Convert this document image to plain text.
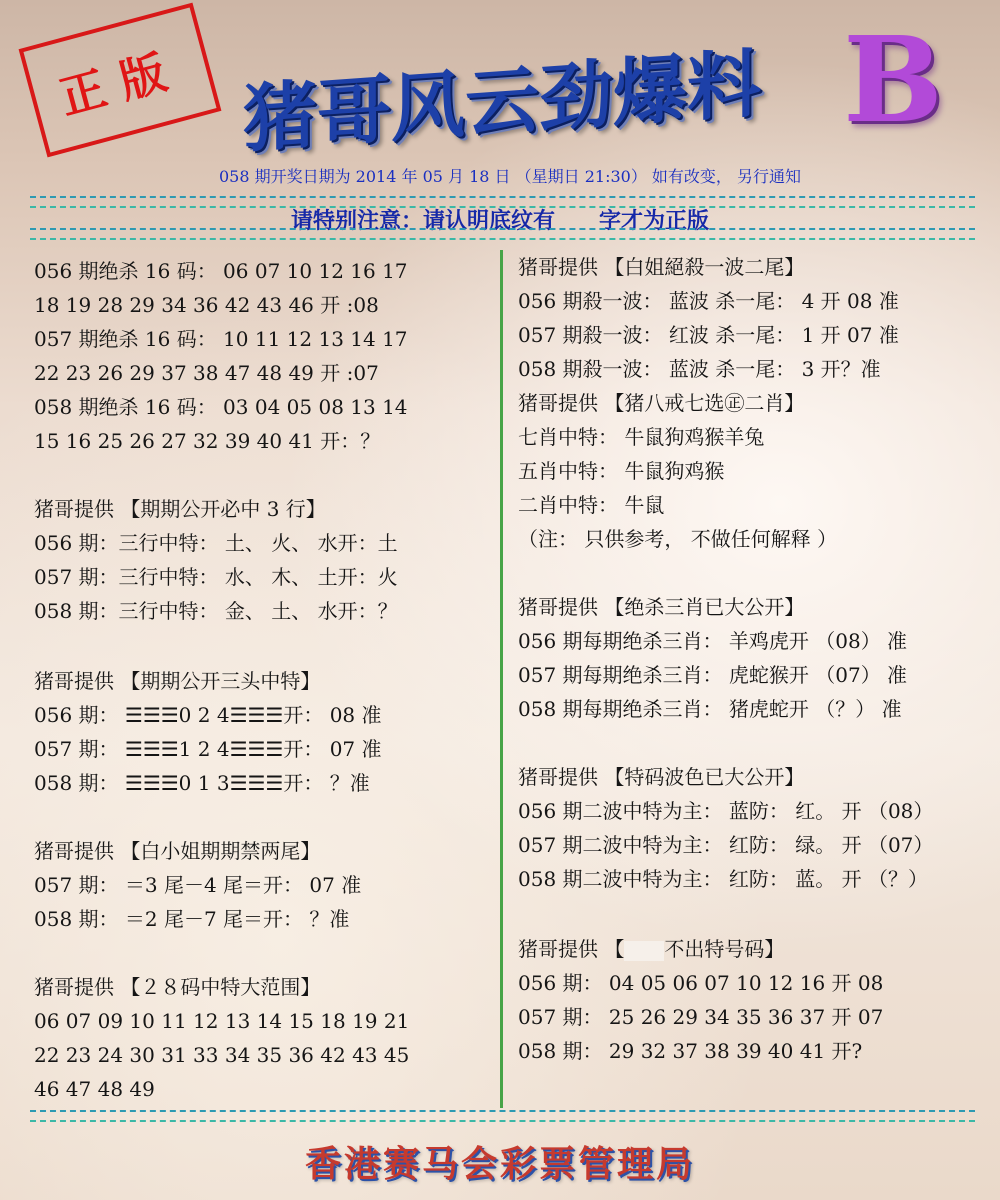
正版 猪哥风云劲爆料 B
058 期开奖日期为 2014 年 05 月 18 日 （星期日 21:30） 如有改变， 另行通知
请特别注意：请认明底纹有　　字才为正版
056 期绝杀 16 码： 06 07 10 12 16 17
18 19 28 29 34 36 42 43 46 开 :08
057 期绝杀 16 码： 10 11 12 13 14 17
22 23 26 29 37 38 47 48 49 开 :07
058 期绝杀 16 码： 03 04 05 08 13 14
15 16 25 26 27 32 39 40 41 开：？
猪哥提供 【期期公开必中 3 行】
056 期：三行中特： 土、 火、 水开：土
057 期：三行中特： 水、 木、 土开：火
058 期：三行中特： 金、 土、 水开：？
猪哥提供 【期期公开三头中特】
056 期： ☰☰☰0 2 4☰☰☰开： 08 准
057 期： ☰☰☰1 2 4☰☰☰开： 07 准
058 期： ☰☰☰0 1 3☰☰☰开： ？准
猪哥提供 【白小姐期期禁两尾】
057 期： ＝3 尾－4 尾＝开： 07 准
058 期： ＝2 尾－7 尾＝开： ？准
猪哥提供 【２８码中特大范围】
06 07 09 10 11 12 13 14 15 18 19 21
22 23 24 30 31 33 34 35 36 42 43 45
46 47 48 49
猪哥提供 【白姐絕殺一波二尾】
056 期殺一波： 蓝波 杀一尾： 4 开 08 准
057 期殺一波： 红波 杀一尾： 1 开 07 准
058 期殺一波： 蓝波 杀一尾： 3 开？准
猪哥提供 【猪八戒七选㊣二肖】
七肖中特： 牛鼠狗鸡猴羊兔
五肖中特： 牛鼠狗鸡猴
二肖中特： 牛鼠
（注： 只供参考， 不做任何解释 ）
猪哥提供 【绝杀三肖已大公开】
056 期每期绝杀三肖： 羊鸡虎开 （08） 准
057 期每期绝杀三肖： 虎蛇猴开 （07） 准
058 期每期绝杀三肖： 猪虎蛇开 （？） 准
猪哥提供 【特码波色已大公开】
056 期二波中特为主： 蓝防： 红。 开 （08）
057 期二波中特为主： 红防： 绿。 开 （07）
058 期二波中特为主： 红防： 蓝。 开 （？）
猪哥提供 【 不出特号码】
056 期： 04 05 06 07 10 12 16 开 08
057 期： 25 26 29 34 35 36 37 开 07
058 期： 29 32 37 38 39 40 41 开?
香港赛马会彩票管理局
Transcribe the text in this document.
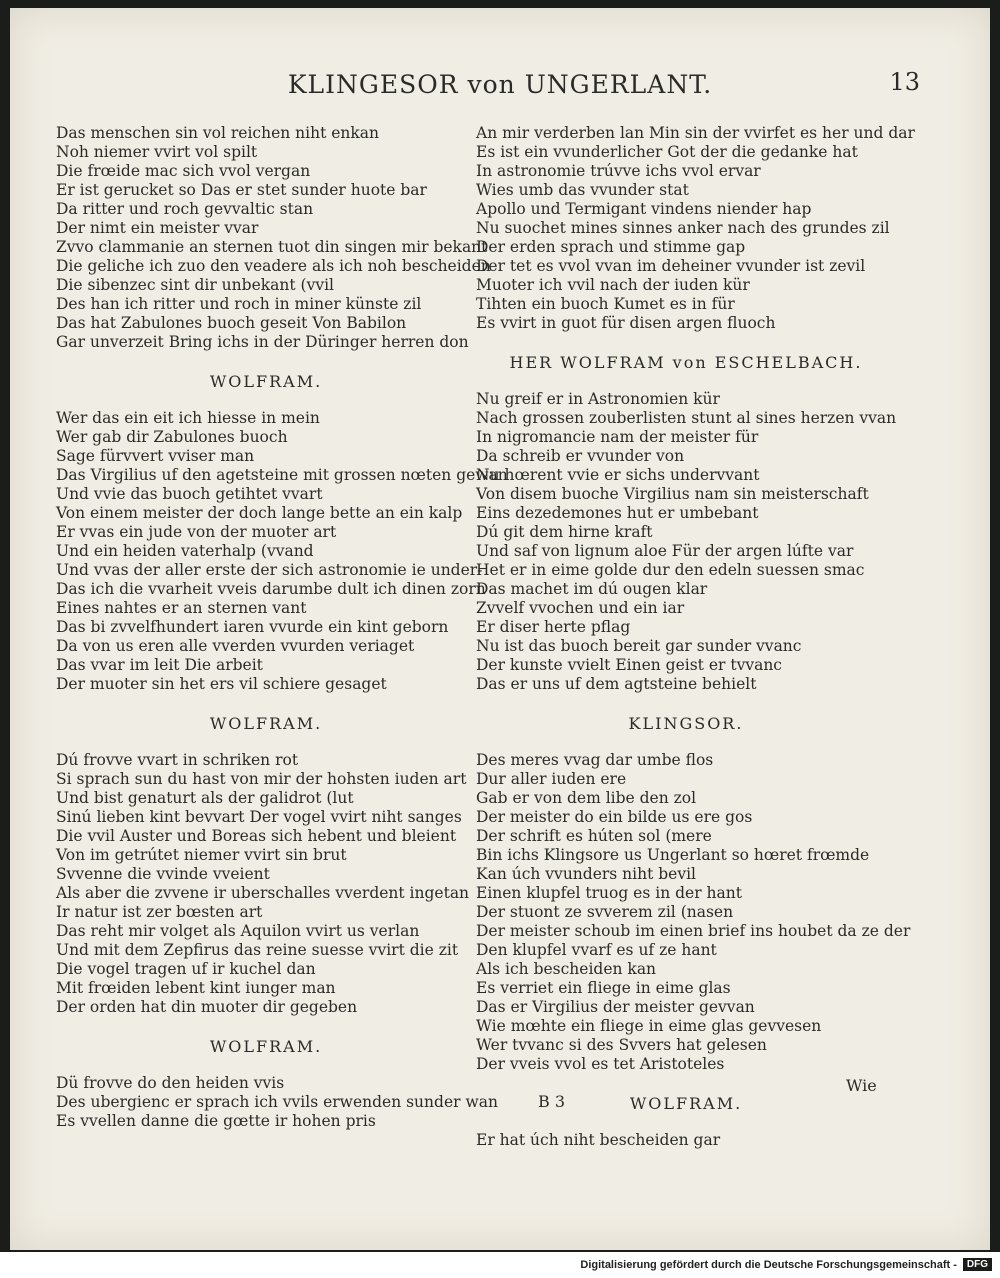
KLINGESOR von UNGERLANT.	13
Das menschen sin vol reichen niht enkan
Noh niemer vvirt vol spilt
Die frœide mac sich vvol vergan
Er ist gerucket so Das er stet sunder huote bar
Da ritter und roch gevvaltic stan
Der nimt ein meister vvar
Zvvo clammanie an sternen tuot din singen mir bekant
Die geliche ich zuo den veadere als ich noh bescheiden
Die sibenzec sint dir unbekant (vvil
Des han ich ritter und roch in miner künste zil
Das hat Zabulones buoch geseit Von Babilon
Gar unverzeit Bring ichs in der Düringer herren don
WOLFRAM.
Wer das ein eit ich hiesse in mein
Wer gab dir Zabulones buoch
Sage fürvvert vviser man
Das Virgilius uf den agetsteine mit grossen nœten gewan
Und vvie das buoch getihtet vvart
Von einem meister der doch lange bette an ein kalp
Er vvas ein jude von der muoter art
Und ein heiden vaterhalp (vvand
Und vvas der aller erste der sich astronomie ie under-
Das ich die vvarheit vveis darumbe dult ich dinen zorn
Eines nahtes er an sternen vant
Das bi zvvelfhundert iaren vvurde ein kint geborn
Da von us eren alle vverden vvurden veriaget
Das vvar im leit Die arbeit
Der muoter sin het ers vil schiere gesaget
WOLFRAM.
Dú frovve vvart in schriken rot
Si sprach sun du hast von mir der hohsten iuden art
Und bist genaturt als der galidrot (lut
Sinú lieben kint bevvart Der vogel vvirt niht sanges
Die vvil Auster und Boreas sich hebent und bleient
Von im getrútet niemer vvirt sin brut
Svvenne die vvinde vveient
Als aber die zvvene ir uberschalles vverdent ingetan
Ir natur ist zer bœsten art
Das reht mir volget als Aquilon vvirt us verlan
Und mit dem Zepfirus das reine suesse vvirt die zit
Die vogel tragen uf ir kuchel dan
Mit frœiden lebent kint iunger man
Der orden hat din muoter dir gegeben
WOLFRAM.
Dü frovve do den heiden vvis
Des ubergienc er sprach ich vvils erwenden sunder wan
Es vvellen danne die gœtte ir hohen pris
An mir verderben lan Min sin der vvirfet es her und dar
Es ist ein vvunderlicher Got der die gedanke hat
In astronomie trúvve ichs vvol ervar
Wies umb das vvunder stat
Apollo und Termigant vindens niender hap
Nu suochet mines sinnes anker nach des grundes zil
Der erden sprach und stimme gap
Der tet es vvol vvan im deheiner vvunder ist zevil
Muoter ich vvil nach der iuden kür
Tihten ein buoch Kumet es in für
Es vvirt in guot für disen argen fluoch
HER WOLFRAM von ESCHELBACH.
Nu greif er in Astronomien kür
Nach grossen zouberlisten stunt al sines herzen vvan
In nigromancie nam der meister für
Da schreib er vvunder von
Nu hœrent vvie er sichs undervvant
Von disem buoche Virgilius nam sin meisterschaft
Eins dezedemones hut er umbebant
Dú git dem hirne kraft
Und saf von lignum aloe Für der argen lúfte var
Het er in eime golde dur den edeln suessen smac
Das machet im dú ougen klar
Zvvelf vvochen und ein iar
Er diser herte pflag
Nu ist das buoch bereit gar sunder vvanc
Der kunste vvielt Einen geist er tvvanc
Das er uns uf dem agtsteine behielt
KLINGSOR.
Des meres vvag dar umbe flos
Dur aller iuden ere
Gab er von dem libe den zol
Der meister do ein bilde us ere gos
Der schrift es húten sol (mere
Bin ichs Klingsore us Ungerlant so hœret frœmde
Kan úch vvunders niht bevil
Einen klupfel truog es in der hant
Der stuont ze svverem zil (nasen
Der meister schoub im einen brief ins houbet da ze der
Den klupfel vvarf es uf ze hant
Als ich bescheiden kan
Es verriet ein fliege in eime glas
Das er Virgilius der meister gevvan
Wie mœhte ein fliege in eime glas gevvesen
Wer tvvanc si des Svvers hat gelesen
Der vveis vvol es tet Aristoteles
WOLFRAM.
Er hat úch niht bescheiden gar
Wie
B 3
Digitalisierung gefördert durch die Deutsche Forschungsgemeinschaft -	DFG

──────────

- _Required work_
Only the number is wanted: how many lines above include the word "document"?

- _Response to this exercise_
2